So Louisiana, Alabama, not great litigation states. Florida, not a great litigation state. Texas, bad punitive damage state. So going into some of those states, you might not understand why your insurance costs is increased. It’s just because it’s not a great legal platform for property owners to be in. Meaning when you have a claim or some type of lawsuit brought against you, your insurance carrier doesn’t have a great platform to defend. Adversely, I’ll use North Carolina for an example.
North Carolina is a great legal state for property owners, just based on the requirement to prove negligence. It’s a very good legal landscape. Carriers love North Carolina because they know that their premise liability claims are going to be much less in that state than any other state. All things stay in constant just because it’s got a better legal landscape. So I can’t specifically say that one state’s better than another because every state’s got good areas and bad areas.

Andrew:
All right, gotcha. So I know some of the states I’ve looked at, you mentioned North Carolina. Tennessee seems pretty good too with low risk and low crime.

Robert:
Tennessee is a good state. You get a little bit of convective wind in Tennessee.

Andrew:
Oh, meteorology terms.

Robert:
Yeah. Convective winds just, it’s non-named storms. So tornadoes, wind shears, Tennessee gets across the northern Mississippi, Arkansas into the northwest corner of Tennessee. They’ve got some convective wind, so there’s a little bit of property pain in Tennessee. But generally speaking, Tennessee is a great state.

David:
Andrew, you have learned the hard way how to navigate insurance issues. Some of the properties that we are in together. I’ve had some crazy stories which we’ll share for another podcast, but what are some things that investors need to ask about that you learned the hard way or put on their checklist when they are shopping for insurance?

Andrew:
Yeah. I’ve definitely been learning through the insurance school of trial and error. I feel like wisdom has been chasing me, but I’ve always been just a little bit faster, and thankfully Robert’s been there to help make sure I don’t get too far ahead.
So one of the things that we almost learned the hard way, and we won’t get into the specifics, but this is just to me a standout example of, “What the heck?” And when you’re getting into real estate and insurance, and if you don’t know this, it could ruin your day.
One thing that we learned is we did have a property that was not in a flood zone, but I had a sneaking suspicion. So we had flood insurance and we got a tropical storm and it flooded, and we had to go into the nuance of, “Well, was the flooding from rain or from a body of water?” And Robert, correct me if I’m wrong, but flood insurance does not actually cover accumulation of rainwater. That’s correct?

Robert:
The definition through national flood insurance plan is it’s an overflow of a body of water.

Andrew:
So that’s a trap. I had no idea that your apartment complex could flood. You could have flood insurance, but they could come in and say, “Well, it’s because the water didn’t drain and it was just raining. You’re 16 miles from the nearest body of water, so it doesn’t count.” Is there a way to cover for that?

Robert:
Yeah. Through private insurance, which is what we placed on that specific asset, which further defines flood to include accumulation of surface water.

Andrew:
Okay. All right. Some other interesting, we talked about crime scores and we used to invest in DeKalb County, Georgia, which is part of the Atlanta Metro, and one of the reasons we’re out of there is insurance is getting really expensive and really difficult, and one of the reasons is crime. Some of those neighborhoods, the crime has gotten really difficult.
################
● Exercise goal: Copy the stretch of the insurance podcast transcript from "So one of the" through "ruin your day." word for word.

● Entries:
################
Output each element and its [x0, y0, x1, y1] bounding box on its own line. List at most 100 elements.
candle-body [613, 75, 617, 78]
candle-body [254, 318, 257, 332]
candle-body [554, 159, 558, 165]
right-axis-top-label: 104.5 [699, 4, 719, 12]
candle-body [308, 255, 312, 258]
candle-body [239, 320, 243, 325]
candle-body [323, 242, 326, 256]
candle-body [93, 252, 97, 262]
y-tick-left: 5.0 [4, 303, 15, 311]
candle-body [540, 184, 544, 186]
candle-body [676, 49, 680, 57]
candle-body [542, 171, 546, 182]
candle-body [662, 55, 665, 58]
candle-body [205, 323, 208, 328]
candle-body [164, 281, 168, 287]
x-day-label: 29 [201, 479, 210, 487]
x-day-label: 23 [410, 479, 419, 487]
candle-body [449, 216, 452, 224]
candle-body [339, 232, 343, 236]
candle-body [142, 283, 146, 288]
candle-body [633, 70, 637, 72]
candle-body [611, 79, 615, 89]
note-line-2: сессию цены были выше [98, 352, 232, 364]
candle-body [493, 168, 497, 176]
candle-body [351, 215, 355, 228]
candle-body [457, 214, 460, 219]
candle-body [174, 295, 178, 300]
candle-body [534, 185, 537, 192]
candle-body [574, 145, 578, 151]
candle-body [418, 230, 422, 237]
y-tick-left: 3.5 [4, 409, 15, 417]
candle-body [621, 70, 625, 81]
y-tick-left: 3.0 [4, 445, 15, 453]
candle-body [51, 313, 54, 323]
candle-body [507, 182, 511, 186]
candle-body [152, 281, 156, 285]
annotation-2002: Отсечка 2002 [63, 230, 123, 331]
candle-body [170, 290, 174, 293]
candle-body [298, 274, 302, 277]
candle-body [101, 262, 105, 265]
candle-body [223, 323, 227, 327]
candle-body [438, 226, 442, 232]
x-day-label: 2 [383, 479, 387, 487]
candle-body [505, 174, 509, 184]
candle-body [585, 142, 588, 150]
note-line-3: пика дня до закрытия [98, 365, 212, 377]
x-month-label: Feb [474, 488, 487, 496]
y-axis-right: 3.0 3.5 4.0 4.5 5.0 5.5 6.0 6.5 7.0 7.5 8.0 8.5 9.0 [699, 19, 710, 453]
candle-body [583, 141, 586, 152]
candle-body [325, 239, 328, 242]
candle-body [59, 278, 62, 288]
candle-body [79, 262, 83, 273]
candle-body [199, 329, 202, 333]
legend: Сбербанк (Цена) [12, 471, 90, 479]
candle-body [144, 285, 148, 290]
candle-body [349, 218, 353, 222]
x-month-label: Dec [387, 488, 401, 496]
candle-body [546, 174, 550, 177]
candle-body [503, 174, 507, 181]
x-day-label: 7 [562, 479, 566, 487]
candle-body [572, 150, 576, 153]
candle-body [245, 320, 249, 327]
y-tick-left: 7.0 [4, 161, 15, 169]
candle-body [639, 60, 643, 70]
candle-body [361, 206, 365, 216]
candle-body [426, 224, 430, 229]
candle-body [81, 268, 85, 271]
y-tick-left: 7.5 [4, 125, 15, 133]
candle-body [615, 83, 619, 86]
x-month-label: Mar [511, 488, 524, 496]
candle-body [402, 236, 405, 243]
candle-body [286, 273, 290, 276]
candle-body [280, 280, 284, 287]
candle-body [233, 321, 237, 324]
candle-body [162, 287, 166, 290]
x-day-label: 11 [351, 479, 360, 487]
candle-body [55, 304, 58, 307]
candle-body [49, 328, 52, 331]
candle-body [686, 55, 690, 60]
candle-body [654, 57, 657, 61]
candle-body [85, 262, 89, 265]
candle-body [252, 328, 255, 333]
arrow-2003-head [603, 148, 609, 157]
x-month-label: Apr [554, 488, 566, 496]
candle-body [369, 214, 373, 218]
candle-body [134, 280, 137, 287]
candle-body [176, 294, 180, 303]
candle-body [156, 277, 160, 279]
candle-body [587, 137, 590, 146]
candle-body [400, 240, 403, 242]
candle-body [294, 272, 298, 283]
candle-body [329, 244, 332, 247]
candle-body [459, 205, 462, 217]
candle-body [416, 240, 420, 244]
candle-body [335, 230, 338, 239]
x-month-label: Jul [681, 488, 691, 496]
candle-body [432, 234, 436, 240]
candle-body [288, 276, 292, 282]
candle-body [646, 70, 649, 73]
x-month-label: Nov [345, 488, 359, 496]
################
● Response to this exercise:
So one of the things that we almost learned the hard way, and we won’t get into the specifics, but this is just to me a standout example of, “What the heck?” And when you’re getting into real estate and insurance, and if you don’t know this, it could ruin your day.